REQUIREMENT
Each line that has the string "finns" must be copied from the records below.

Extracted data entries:

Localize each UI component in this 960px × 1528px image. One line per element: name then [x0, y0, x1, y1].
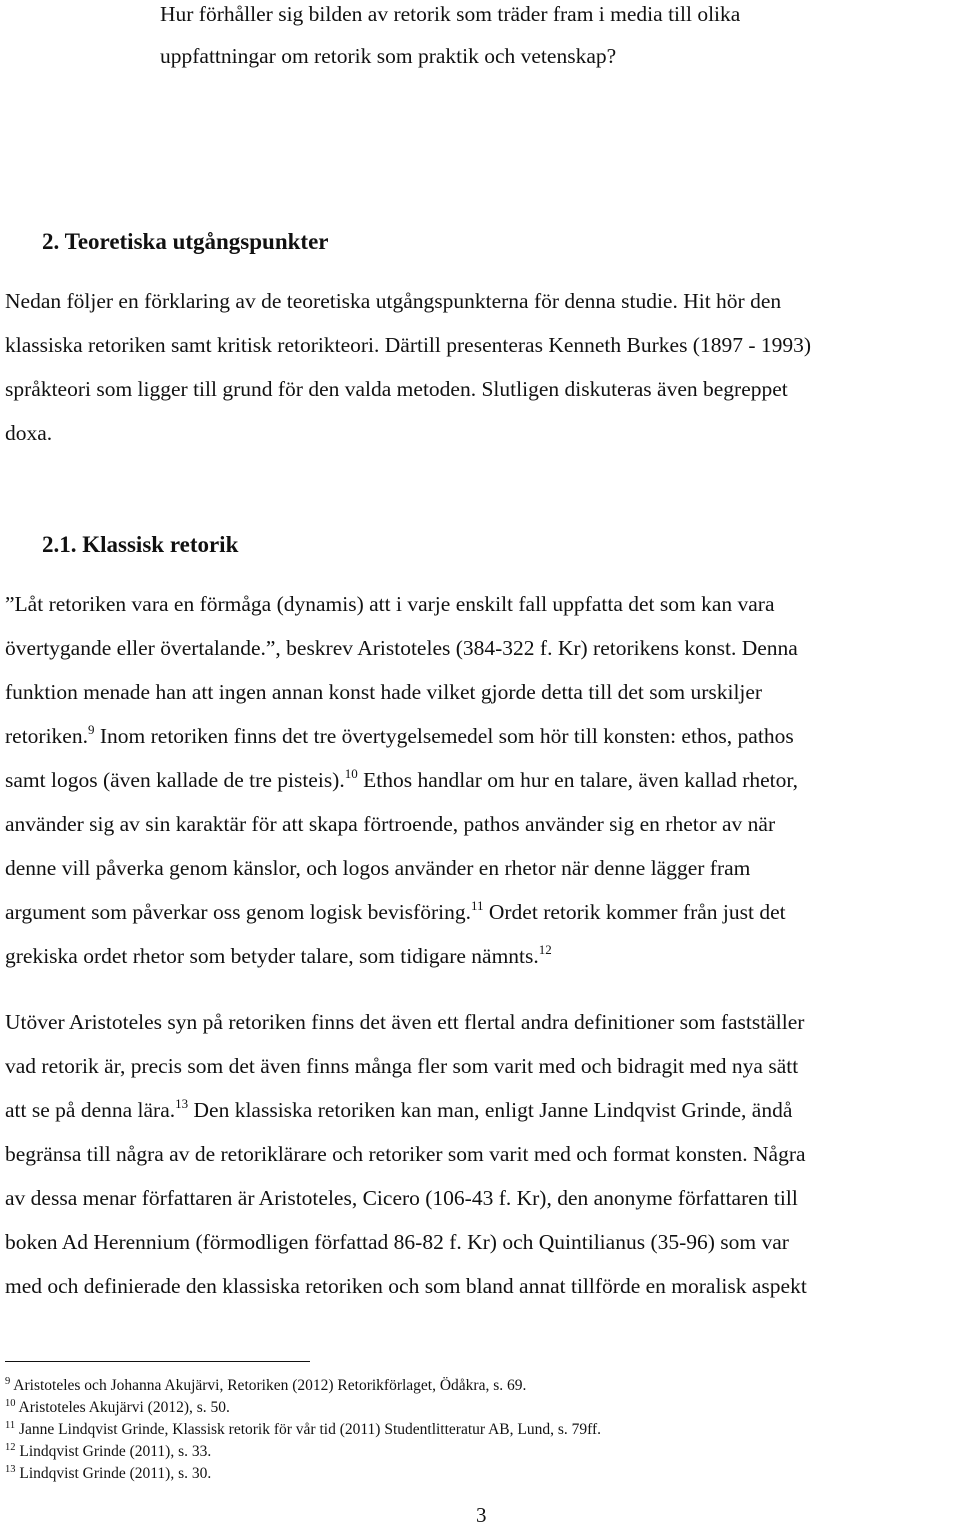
- paragraph-line: [5, 898, 786, 926]
- footnote-text: Aristoteles och Johanna Akujärvi, Retoriken (2012) Retorikförlaget, Ödåkra, s. 69.: [13, 1377, 527, 1394]
- paragraph-line: begränsa till några av de retoriklärare och retoriker som varit med och format konsten. Några: [5, 1142, 806, 1166]
- paragraph-line: Utöver Aristoteles syn på retoriken finns det även ett flertal andra definitioner som fastställer: [5, 1010, 805, 1034]
- footnote-number: 9: [5, 1376, 11, 1387]
- text-run: Ethos handlar om hur en talare, även kallad rhetor,: [357, 768, 799, 792]
- paragraph-line: [5, 1096, 792, 1124]
- section-2-1-heading: 2.1. Klassisk retorik: [42, 532, 239, 557]
- paragraph-line: [5, 942, 552, 970]
- paragraph-line: doxa.: [5, 421, 53, 445]
- paragraph-line: boken Ad Herennium (förmodligen författad 86-82 f. Kr) och Quintilianus (35-96) som var: [5, 1230, 789, 1254]
- footnote-number: 12: [5, 1442, 16, 1453]
- paragraph-line: använder sig av sin karaktär för att skapa förtroende, pathos använder sig en rhetor av när: [5, 812, 776, 836]
- footnote-13: [5, 1464, 211, 1484]
- text-run: Ordet retorik kommer från just det: [483, 900, 786, 924]
- text-run: retoriken.: [5, 724, 88, 748]
- text-run: samt logos (även kallade de tre pisteis).: [5, 768, 345, 792]
- paragraph-line: övertygande eller övertalande.”, beskrev Aristoteles (384-322 f. Kr) retorikens konst. Denna: [5, 636, 798, 660]
- footnote-9: [5, 1376, 526, 1396]
- paragraph-line: [5, 766, 798, 794]
- paragraph-line: vad retorik är, precis som det även finns många fler som varit med och bidragit med nya sätt: [5, 1054, 799, 1078]
- footnote-number: 13: [5, 1464, 16, 1475]
- footnote-separator: [5, 1361, 310, 1362]
- footnote-text: Janne Lindqvist Grinde, Klassisk retorik för vår tid (2011) Studentlitteratur AB, Lund, s. 79ff.: [19, 1421, 602, 1438]
- text-run: grekiska ordet rhetor som betyder talare, som tidigare nämnts.: [5, 944, 539, 968]
- footnote-ref-11[interactable]: 11: [470, 898, 484, 913]
- text-run: Inom retoriken finns det tre övertygelsemedel som hör till konsten: ethos, pathos: [94, 724, 794, 748]
- section-2-heading: 2. Teoretiska utgångspunkter: [42, 229, 329, 254]
- paragraph-line: språkteori som ligger till grund för den valda metoden. Slutligen diskuteras även begreppet: [5, 377, 788, 401]
- footnote-11: [5, 1420, 601, 1440]
- paragraph-line: av dessa menar författaren är Aristoteles, Cicero (106-43 f. Kr), den anonyme författaren till: [5, 1186, 798, 1210]
- paragraph-line: Nedan följer en förklaring av de teoretiska utgångspunkterna för denna studie. Hit hör den: [5, 289, 782, 313]
- footnote-text: Lindqvist Grinde (2011), s. 33.: [19, 1443, 212, 1460]
- intro-line-1: Hur förhåller sig bilden av retorik som träder fram i media till olika: [160, 2, 741, 26]
- footnote-ref-13[interactable]: 13: [175, 1096, 189, 1111]
- footnote-text: Lindqvist Grinde (2011), s. 30.: [19, 1465, 212, 1482]
- footnote-ref-12[interactable]: 12: [538, 942, 552, 957]
- paragraph-line: [5, 722, 794, 750]
- footnote-number: 11: [5, 1420, 16, 1431]
- footnote-12: [5, 1442, 211, 1462]
- footnote-ref-10[interactable]: 10: [344, 766, 358, 781]
- paragraph-line: funktion menade han att ingen annan konst hade vilket gjorde detta till det som urskiljer: [5, 680, 763, 704]
- footnote-10: [5, 1398, 230, 1418]
- footnote-ref-9[interactable]: 9: [87, 722, 95, 737]
- text-run: att se på denna lära.: [5, 1098, 176, 1122]
- page-number: 3: [476, 1503, 487, 1527]
- paragraph-line: ”Låt retoriken vara en förmåga (dynamis) att i varje enskilt fall uppfatta det som kan vara: [5, 592, 775, 616]
- paragraph-line: med och definierade den klassiska retoriken och som bland annat tillförde en moralisk aspekt: [5, 1274, 807, 1298]
- paragraph-line: klassiska retoriken samt kritisk retorikteori. Därtill presenteras Kenneth Burkes (1897 - 1993): [5, 333, 812, 357]
- paragraph-line: denne vill påverka genom känslor, och logos använder en rhetor när denne lägger fram: [5, 856, 751, 880]
- footnote-text: Aristoteles Akujärvi (2012), s. 50.: [18, 1399, 230, 1416]
- text-run: Den klassiska retoriken kan man, enligt Janne Lindqvist Grinde, ändå: [188, 1098, 793, 1122]
- footnote-number: 10: [5, 1398, 16, 1409]
- intro-line-2: uppfattningar om retorik som praktik och vetenskap?: [160, 44, 617, 68]
- text-run: argument som påverkar oss genom logisk bevisföring.: [5, 900, 471, 924]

RESULT
- paragraph-line: Utöver Aristoteles syn på retoriken finns det även ett flertal andra definitioner som fastställer: [5, 1010, 805, 1034]
- paragraph-line: vad retorik är, precis som det även finns många fler som varit med och bidragit med nya sätt: [5, 1054, 799, 1078]
- text-run: Inom retoriken finns det tre övertygelsemedel som hör till konsten: ethos, pathos: [94, 724, 794, 748]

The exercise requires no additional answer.